• [CHALLENGE] Reproduce the records that follow in full, excluding any picture they contain.

• [RECORDS SHOWN]
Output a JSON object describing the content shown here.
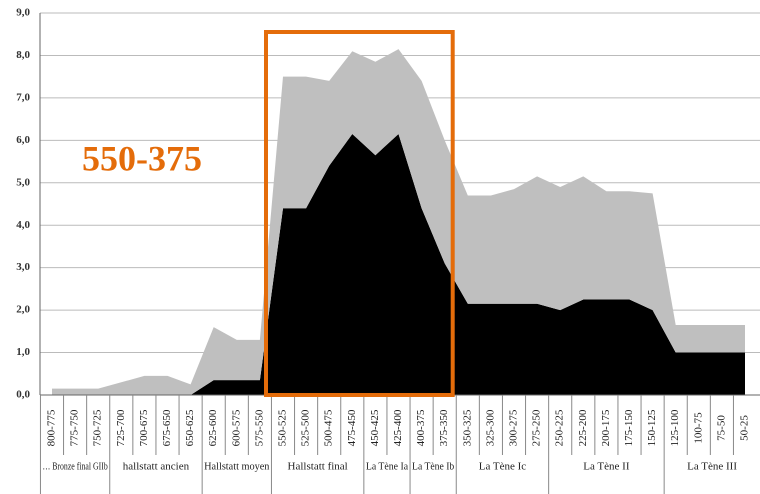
{
  "chart_data": {
    "type": "stacked-area",
    "annotation": "550-375",
    "categories": [
      "800-775",
      "775-750",
      "750-725",
      "725-700",
      "700-675",
      "675-650",
      "650-625",
      "625-600",
      "600-575",
      "575-550",
      "550-525",
      "525-500",
      "500-475",
      "475-450",
      "450-425",
      "425-400",
      "400-375",
      "375-350",
      "350-325",
      "325-300",
      "300-275",
      "275-250",
      "250-225",
      "225-200",
      "200-175",
      "175-150",
      "150-125",
      "125-100",
      "100-75",
      "75-50",
      "50-25"
    ],
    "groups": [
      "… Bronze final GIIb",
      "hallstatt ancien",
      "Hallstatt moyen",
      "Hallstatt final",
      "La Tène Ia",
      "La Tène Ib",
      "La Tène Ic",
      "La Tène II",
      "La Tène III"
    ],
    "series": [
      {
        "color": "#000000",
        "values": [
          0,
          0,
          0,
          0,
          0,
          0,
          0,
          0.35,
          0.35,
          0.35,
          4.4,
          4.4,
          5.4,
          6.15,
          5.65,
          6.15,
          4.4,
          3.1,
          2.15,
          2.15,
          2.15,
          2.15,
          2.0,
          2.25,
          2.25,
          2.25,
          2.0,
          1.0,
          1.0,
          1.0,
          1.0
        ]
      },
      {
        "color": "#bfbfbf",
        "values": [
          0.15,
          0.15,
          0.15,
          0.3,
          0.45,
          0.45,
          0.25,
          1.25,
          0.95,
          0.95,
          3.1,
          3.1,
          2.0,
          1.95,
          2.2,
          2.0,
          3.0,
          2.9,
          2.55,
          2.55,
          2.7,
          3.0,
          2.9,
          2.9,
          2.55,
          2.55,
          2.75,
          0.65,
          0.65,
          0.65,
          0.65
        ]
      }
    ],
    "ylim": [
      0,
      9
    ],
    "yticks": [
      {
        "value": 0,
        "label": "0,0"
      },
      {
        "value": 1,
        "label": "1,0"
      },
      {
        "value": 2,
        "label": "2,0"
      },
      {
        "value": 3,
        "label": "3,0"
      },
      {
        "value": 4,
        "label": "4,0"
      },
      {
        "value": 5,
        "label": "5,0"
      },
      {
        "value": 6,
        "label": "6,0"
      },
      {
        "value": 7,
        "label": "7,0"
      },
      {
        "value": 8,
        "label": "8,0"
      },
      {
        "value": 9,
        "label": "9,0"
      }
    ],
    "grid": true
  }
}
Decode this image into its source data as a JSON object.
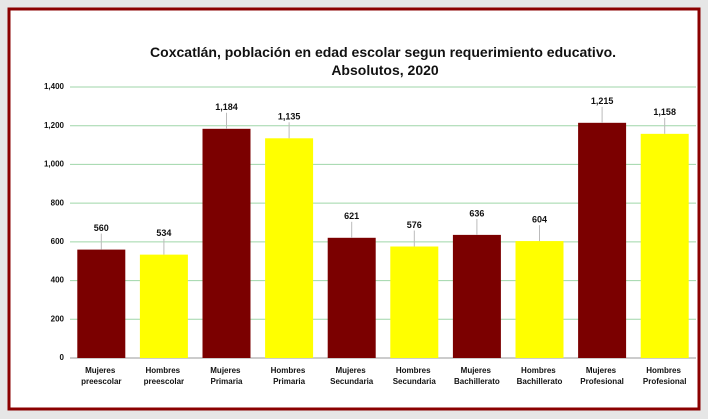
{
  "chart_data": {
    "type": "bar",
    "title": "Coxcatlán,  población en edad escolar segun requerimiento educativo. Absolutos, 2020",
    "categories": [
      "Mujeres preescolar",
      "Hombres preescolar",
      "Mujeres Primaria",
      "Hombres Primaria",
      "Mujeres Secundaria",
      "Hombres Secundaria",
      "Mujeres Bachillerato",
      "Hombres Bachillerato",
      "Mujeres Profesional",
      "Hombres Profesional"
    ],
    "values": [
      560,
      534,
      1184,
      1135,
      621,
      576,
      636,
      604,
      1215,
      1158
    ],
    "value_labels": [
      "560",
      "534",
      "1,184",
      "1,135",
      "621",
      "576",
      "636",
      "604",
      "1,215",
      "1,158"
    ],
    "colors": [
      "#7b0000",
      "#ffff00",
      "#7b0000",
      "#ffff00",
      "#7b0000",
      "#ffff00",
      "#7b0000",
      "#ffff00",
      "#7b0000",
      "#ffff00"
    ],
    "ylim": [
      0,
      1400
    ],
    "yticks": [
      0,
      200,
      400,
      600,
      800,
      {
        "value": 1000,
        "label": "1,000"
      },
      {
        "value": 1200,
        "label": "1,200"
      },
      {
        "value": 1400,
        "label": "1,400"
      }
    ],
    "grid": true
  }
}
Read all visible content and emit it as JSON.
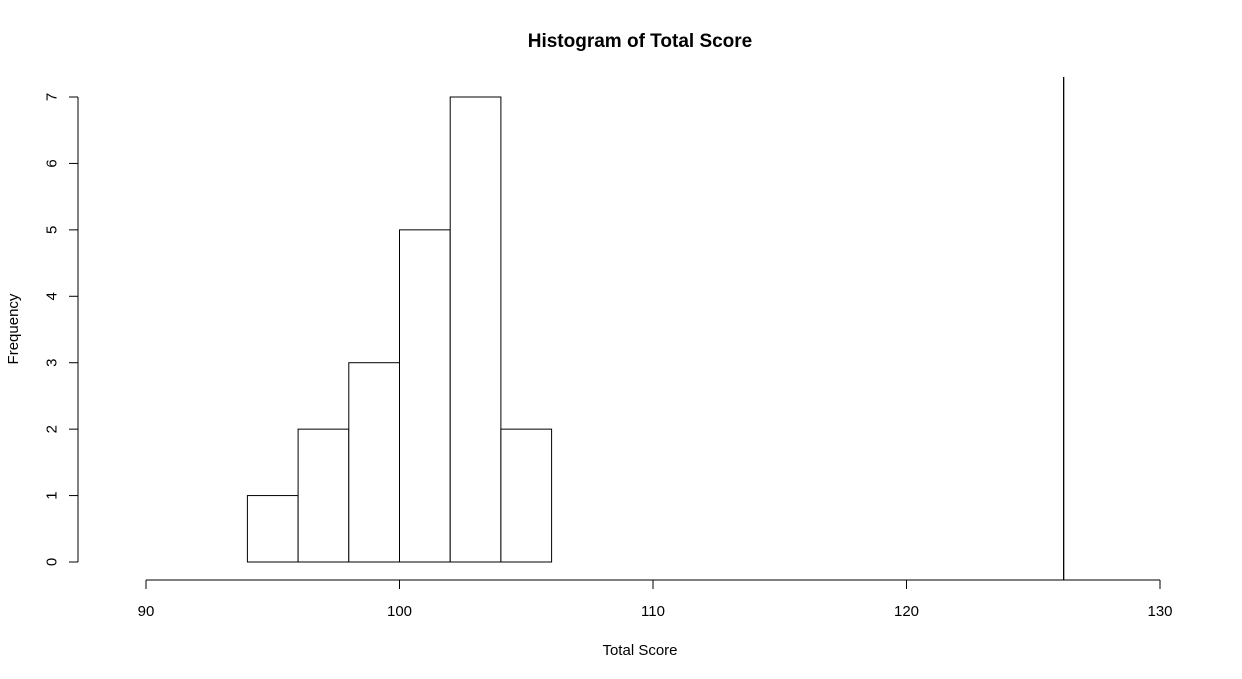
{
  "chart_data": {
    "type": "bar",
    "title": "Histogram of Total Score",
    "xlabel": "Total Score",
    "ylabel": "Frequency",
    "xlim": [
      90,
      130
    ],
    "ylim": [
      0,
      7
    ],
    "x_ticks": [
      90,
      100,
      110,
      120,
      130
    ],
    "y_ticks": [
      0,
      1,
      2,
      3,
      4,
      5,
      6,
      7
    ],
    "bins": [
      {
        "from": 94,
        "to": 96,
        "count": 1
      },
      {
        "from": 96,
        "to": 98,
        "count": 2
      },
      {
        "from": 98,
        "to": 100,
        "count": 3
      },
      {
        "from": 100,
        "to": 102,
        "count": 5
      },
      {
        "from": 102,
        "to": 104,
        "count": 7
      },
      {
        "from": 104,
        "to": 106,
        "count": 2
      }
    ],
    "vertical_line_x": 126.2
  }
}
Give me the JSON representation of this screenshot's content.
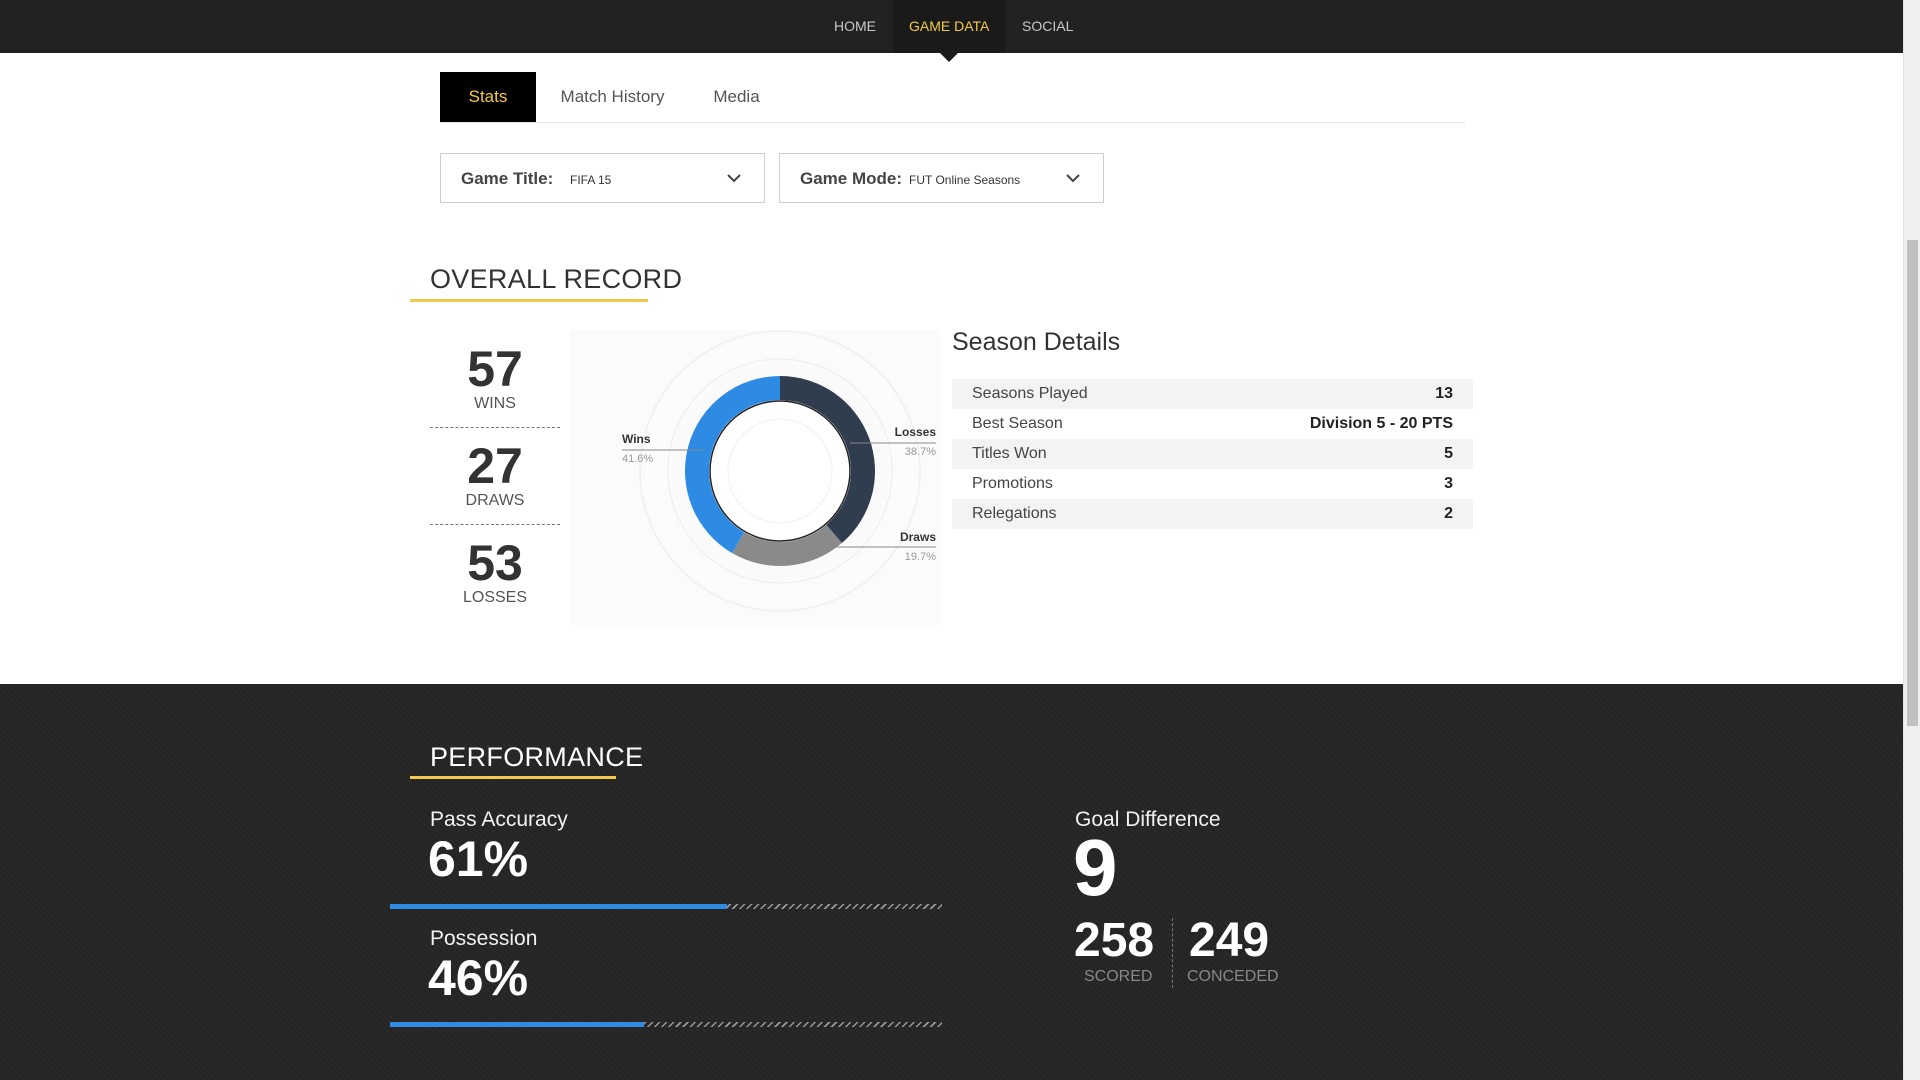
{
  "nav": {
    "items": [
      {
        "label": "HOME"
      },
      {
        "label": "GAME DATA"
      },
      {
        "label": "SOCIAL"
      }
    ]
  },
  "tabs": [
    {
      "label": "Stats"
    },
    {
      "label": "Match History"
    },
    {
      "label": "Media"
    }
  ],
  "filters": {
    "game_title": {
      "label": "Game Title:",
      "value": "FIFA 15"
    },
    "game_mode": {
      "label": "Game Mode:",
      "value": "FUT Online Seasons"
    }
  },
  "overall_record": {
    "title": "OVERALL RECORD",
    "wins": {
      "value": "57",
      "label": "WINS"
    },
    "draws": {
      "value": "27",
      "label": "DRAWS"
    },
    "losses": {
      "value": "53",
      "label": "LOSSES"
    }
  },
  "donut": {
    "segments": [
      {
        "name": "Wins",
        "percent_label": "41.6%",
        "percent": 41.6,
        "color": "#2e8be3"
      },
      {
        "name": "Draws",
        "percent_label": "19.7%",
        "percent": 19.7,
        "color": "#8a8a8a"
      },
      {
        "name": "Losses",
        "percent_label": "38.7%",
        "percent": 38.7,
        "color": "#2f3d4f"
      }
    ]
  },
  "season_details": {
    "title": "Season Details",
    "rows": [
      {
        "label": "Seasons Played",
        "value": "13"
      },
      {
        "label": "Best Season",
        "value": "Division 5 - 20 PTS"
      },
      {
        "label": "Titles Won",
        "value": "5"
      },
      {
        "label": "Promotions",
        "value": "3"
      },
      {
        "label": "Relegations",
        "value": "2"
      }
    ]
  },
  "performance": {
    "title": "PERFORMANCE",
    "pass_accuracy": {
      "label": "Pass Accuracy",
      "value": "61%",
      "fraction": 0.61
    },
    "possession": {
      "label": "Possession",
      "value": "46%",
      "fraction": 0.46
    },
    "goal_difference": {
      "label": "Goal Difference",
      "value": "9",
      "scored": {
        "value": "258",
        "label": "SCORED"
      },
      "conceded": {
        "value": "249",
        "label": "CONCEDED"
      }
    }
  },
  "colors": {
    "accent_yellow": "#f2c94c",
    "bar_blue": "#2e8be3",
    "nav_bg": "#222222",
    "dark_bg": "#242424"
  }
}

• [FINISHED ANSWER]
Output a JSON object describing the content shown here.
{
  "chart_data": {
    "type": "stacked-area",
    "annotation": "550-375",
    "categories": [
      "800-775",
      "775-750",
      "750-725",
      "725-700",
      "700-675",
      "675-650",
      "650-625",
      "625-600",
      "600-575",
      "575-550",
      "550-525",
      "525-500",
      "500-475",
      "475-450",
      "450-425",
      "425-400",
      "400-375",
      "375-350",
      "350-325",
      "325-300",
      "300-275",
      "275-250",
      "250-225",
      "225-200",
      "200-175",
      "175-150",
      "150-125",
      "125-100",
      "100-75",
      "75-50",
      "50-25"
    ],
    "groups": [
      "… Bronze final GIIb",
      "hallstatt ancien",
      "Hallstatt moyen",
      "Hallstatt final",
      "La Tène Ia",
      "La Tène Ib",
      "La Tène Ic",
      "La Tène II",
      "La Tène III"
    ],
    "series": [
      {
        "color": "#000000",
        "values": [
          0,
          0,
          0,
          0,
          0,
          0,
          0,
          0.35,
          0.35,
          0.35,
          4.4,
          4.4,
          5.4,
          6.15,
          5.65,
          6.15,
          4.4,
          3.1,
          2.15,
          2.15,
          2.15,
          2.15,
          2.0,
          2.25,
          2.25,
          2.25,
          2.0,
          1.0,
          1.0,
          1.0,
          1.0
        ]
      },
      {
        "color": "#bfbfbf",
        "values": [
          0.15,
          0.15,
          0.15,
          0.3,
          0.45,
          0.45,
          0.25,
          1.25,
          0.95,
          0.95,
          3.1,
          3.1,
          2.0,
          1.95,
          2.2,
          2.0,
          3.0,
          2.9,
          2.55,
          2.55,
          2.7,
          3.0,
          2.9,
          2.9,
          2.55,
          2.55,
          2.75,
          0.65,
          0.65,
          0.65,
          0.65
        ]
      }
    ],
    "ylim": [
      0,
      9
    ],
    "yticks": [
      {
        "value": 0,
        "label": "0,0"
      },
      {
        "value": 1,
        "label": "1,0"
      },
      {
        "value": 2,
        "label": "2,0"
      },
      {
        "value": 3,
        "label": "3,0"
      },
      {
        "value": 4,
        "label": "4,0"
      },
      {
        "value": 5,
        "label": "5,0"
      },
      {
        "value": 6,
        "label": "6,0"
      },
      {
        "value": 7,
        "label": "7,0"
      },
      {
        "value": 8,
        "label": "8,0"
      },
      {
        "value": 9,
        "label": "9,0"
      }
    ],
    "grid": true
  }
}
Decode this image into its source data as a JSON object.
{
  "chart_data": {
    "type": "bar",
    "title": "Coxcatlán,  población en edad escolar segun requerimiento educativo. Absolutos, 2020",
    "categories": [
      "Mujeres preescolar",
      "Hombres preescolar",
      "Mujeres Primaria",
      "Hombres Primaria",
      "Mujeres Secundaria",
      "Hombres Secundaria",
      "Mujeres Bachillerato",
      "Hombres Bachillerato",
      "Mujeres Profesional",
      "Hombres Profesional"
    ],
    "values": [
      560,
      534,
      1184,
      1135,
      621,
      576,
      636,
      604,
      1215,
      1158
    ],
    "value_labels": [
      "560",
      "534",
      "1,184",
      "1,135",
      "621",
      "576",
      "636",
      "604",
      "1,215",
      "1,158"
    ],
    "colors": [
      "#7b0000",
      "#ffff00",
      "#7b0000",
      "#ffff00",
      "#7b0000",
      "#ffff00",
      "#7b0000",
      "#ffff00",
      "#7b0000",
      "#ffff00"
    ],
    "ylim": [
      0,
      1400
    ],
    "yticks": [
      0,
      200,
      400,
      600,
      800,
      {
        "value": 1000,
        "label": "1,000"
      },
      {
        "value": 1200,
        "label": "1,200"
      },
      {
        "value": 1400,
        "label": "1,400"
      }
    ],
    "grid": true
  }
}
Read all visible content and emit it as JSON.
{
  "chart_data": {
    "type": "bar",
    "title": "Histogram of Total Score",
    "xlabel": "Total Score",
    "ylabel": "Frequency",
    "xlim": [
      90,
      130
    ],
    "ylim": [
      0,
      7
    ],
    "x_ticks": [
      90,
      100,
      110,
      120,
      130
    ],
    "y_ticks": [
      0,
      1,
      2,
      3,
      4,
      5,
      6,
      7
    ],
    "bins": [
      {
        "from": 94,
        "to": 96,
        "count": 1
      },
      {
        "from": 96,
        "to": 98,
        "count": 2
      },
      {
        "from": 98,
        "to": 100,
        "count": 3
      },
      {
        "from": 100,
        "to": 102,
        "count": 5
      },
      {
        "from": 102,
        "to": 104,
        "count": 7
      },
      {
        "from": 104,
        "to": 106,
        "count": 2
      }
    ],
    "vertical_line_x": 126.2
  }
}
Give me the JSON representation of this screenshot's content.
{
  "nav": {
    "items": [
      {
        "label": "HOME"
      },
      {
        "label": "GAME DATA"
      },
      {
        "label": "SOCIAL"
      }
    ]
  },
  "tabs": [
    {
      "label": "Stats"
    },
    {
      "label": "Match History"
    },
    {
      "label": "Media"
    }
  ],
  "filters": {
    "game_title": {
      "label": "Game Title:",
      "value": "FIFA 15"
    },
    "game_mode": {
      "label": "Game Mode:",
      "value": "FUT Online Seasons"
    }
  },
  "overall_record": {
    "title": "OVERALL RECORD",
    "wins": {
      "value": "57",
      "label": "WINS"
    },
    "draws": {
      "value": "27",
      "label": "DRAWS"
    },
    "losses": {
      "value": "53",
      "label": "LOSSES"
    }
  },
  "donut": {
    "segments": [
      {
        "name": "Wins",
        "percent_label": "41.6%",
        "percent": 41.6,
        "color": "#2e8be3"
      },
      {
        "name": "Draws",
        "percent_label": "19.7%",
        "percent": 19.7,
        "color": "#8a8a8a"
      },
      {
        "name": "Losses",
        "percent_label": "38.7%",
        "percent": 38.7,
        "color": "#2f3d4f"
      }
    ]
  },
  "season_details": {
    "title": "Season Details",
    "rows": [
      {
        "label": "Seasons Played",
        "value": "13"
      },
      {
        "label": "Best Season",
        "value": "Division 5 - 20 PTS"
      },
      {
        "label": "Titles Won",
        "value": "5"
      },
      {
        "label": "Promotions",
        "value": "3"
      },
      {
        "label": "Relegations",
        "value": "2"
      }
    ]
  },
  "performance": {
    "title": "PERFORMANCE",
    "pass_accuracy": {
      "label": "Pass Accuracy",
      "value": "61%",
      "fraction": 0.61
    },
    "possession": {
      "label": "Possession",
      "value": "46%",
      "fraction": 0.46
    },
    "goal_difference": {
      "label": "Goal Difference",
      "value": "9",
      "scored": {
        "value": "258",
        "label": "SCORED"
      },
      "conceded": {
        "value": "249",
        "label": "CONCEDED"
      }
    }
  },
  "colors": {
    "accent_yellow": "#f2c94c",
    "bar_blue": "#2e8be3",
    "nav_bg": "#222222",
    "dark_bg": "#242424"
  }
}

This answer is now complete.